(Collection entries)
start
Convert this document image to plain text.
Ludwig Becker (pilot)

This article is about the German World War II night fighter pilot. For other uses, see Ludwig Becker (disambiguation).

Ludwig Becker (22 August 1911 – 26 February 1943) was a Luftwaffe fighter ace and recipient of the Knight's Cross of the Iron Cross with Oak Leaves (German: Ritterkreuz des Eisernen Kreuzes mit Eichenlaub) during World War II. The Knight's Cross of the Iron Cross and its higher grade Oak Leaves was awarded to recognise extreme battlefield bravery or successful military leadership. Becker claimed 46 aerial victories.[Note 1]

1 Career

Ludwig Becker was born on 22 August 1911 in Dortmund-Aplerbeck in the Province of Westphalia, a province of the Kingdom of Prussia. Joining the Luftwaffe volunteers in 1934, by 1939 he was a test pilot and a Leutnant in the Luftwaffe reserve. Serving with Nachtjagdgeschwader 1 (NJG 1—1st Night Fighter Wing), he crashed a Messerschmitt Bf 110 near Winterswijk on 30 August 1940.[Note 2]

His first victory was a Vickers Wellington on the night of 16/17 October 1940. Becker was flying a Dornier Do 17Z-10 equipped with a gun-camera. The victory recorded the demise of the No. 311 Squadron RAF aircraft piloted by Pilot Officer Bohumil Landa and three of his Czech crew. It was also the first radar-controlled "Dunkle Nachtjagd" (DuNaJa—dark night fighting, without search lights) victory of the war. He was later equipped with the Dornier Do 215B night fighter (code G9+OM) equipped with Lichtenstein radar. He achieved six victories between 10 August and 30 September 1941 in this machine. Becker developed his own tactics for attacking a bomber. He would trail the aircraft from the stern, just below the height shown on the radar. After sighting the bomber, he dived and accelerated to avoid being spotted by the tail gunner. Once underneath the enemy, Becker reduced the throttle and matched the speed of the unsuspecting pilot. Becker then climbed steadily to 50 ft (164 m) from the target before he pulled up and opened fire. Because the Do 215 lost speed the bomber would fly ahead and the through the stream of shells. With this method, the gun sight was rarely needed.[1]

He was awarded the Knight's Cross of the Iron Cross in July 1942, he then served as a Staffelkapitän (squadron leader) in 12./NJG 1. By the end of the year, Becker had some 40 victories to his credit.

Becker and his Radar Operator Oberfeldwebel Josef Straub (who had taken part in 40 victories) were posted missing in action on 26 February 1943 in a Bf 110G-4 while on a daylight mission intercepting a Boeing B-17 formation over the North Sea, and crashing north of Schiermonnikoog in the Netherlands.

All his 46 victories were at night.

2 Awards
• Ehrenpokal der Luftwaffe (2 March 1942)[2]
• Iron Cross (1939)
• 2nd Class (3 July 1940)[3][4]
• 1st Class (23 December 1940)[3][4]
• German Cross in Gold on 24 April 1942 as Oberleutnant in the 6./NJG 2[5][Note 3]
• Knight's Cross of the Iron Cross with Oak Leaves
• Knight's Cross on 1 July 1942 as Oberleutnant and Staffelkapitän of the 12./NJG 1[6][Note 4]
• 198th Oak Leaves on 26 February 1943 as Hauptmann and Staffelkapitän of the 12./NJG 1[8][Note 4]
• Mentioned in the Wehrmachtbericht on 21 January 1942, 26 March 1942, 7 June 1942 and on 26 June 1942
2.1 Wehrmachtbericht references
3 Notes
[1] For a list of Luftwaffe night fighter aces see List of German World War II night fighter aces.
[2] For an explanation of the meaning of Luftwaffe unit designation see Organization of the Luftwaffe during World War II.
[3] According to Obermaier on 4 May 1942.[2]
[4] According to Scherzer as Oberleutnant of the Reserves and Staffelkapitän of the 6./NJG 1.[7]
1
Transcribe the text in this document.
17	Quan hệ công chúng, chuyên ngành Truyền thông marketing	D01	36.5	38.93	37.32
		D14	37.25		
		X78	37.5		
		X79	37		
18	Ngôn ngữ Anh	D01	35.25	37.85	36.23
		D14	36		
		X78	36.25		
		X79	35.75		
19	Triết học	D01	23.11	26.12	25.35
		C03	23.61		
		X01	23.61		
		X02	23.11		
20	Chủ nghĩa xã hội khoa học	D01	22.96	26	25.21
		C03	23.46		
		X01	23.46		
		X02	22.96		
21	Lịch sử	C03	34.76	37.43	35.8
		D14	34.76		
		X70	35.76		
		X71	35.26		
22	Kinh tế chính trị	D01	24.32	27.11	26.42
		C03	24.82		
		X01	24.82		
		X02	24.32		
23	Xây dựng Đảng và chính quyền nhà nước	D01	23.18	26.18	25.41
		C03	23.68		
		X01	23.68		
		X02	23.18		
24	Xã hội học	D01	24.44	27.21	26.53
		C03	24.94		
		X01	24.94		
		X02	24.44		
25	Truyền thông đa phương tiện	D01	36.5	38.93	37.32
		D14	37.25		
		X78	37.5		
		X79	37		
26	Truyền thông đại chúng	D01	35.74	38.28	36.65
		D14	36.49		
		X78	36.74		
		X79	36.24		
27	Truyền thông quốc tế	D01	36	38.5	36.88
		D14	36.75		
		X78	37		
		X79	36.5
end
▶ REQUIREMENT
Scan the records above for the string "chúng", then select every line that holds it.

▶ EXERCISE RESULT
17	Quan hệ công chúng, chuyên ngành Truyền thông marketing	D01	36.5	38.93	37.32
26	Truyền thông đại chúng	D01	35.74	38.28	36.65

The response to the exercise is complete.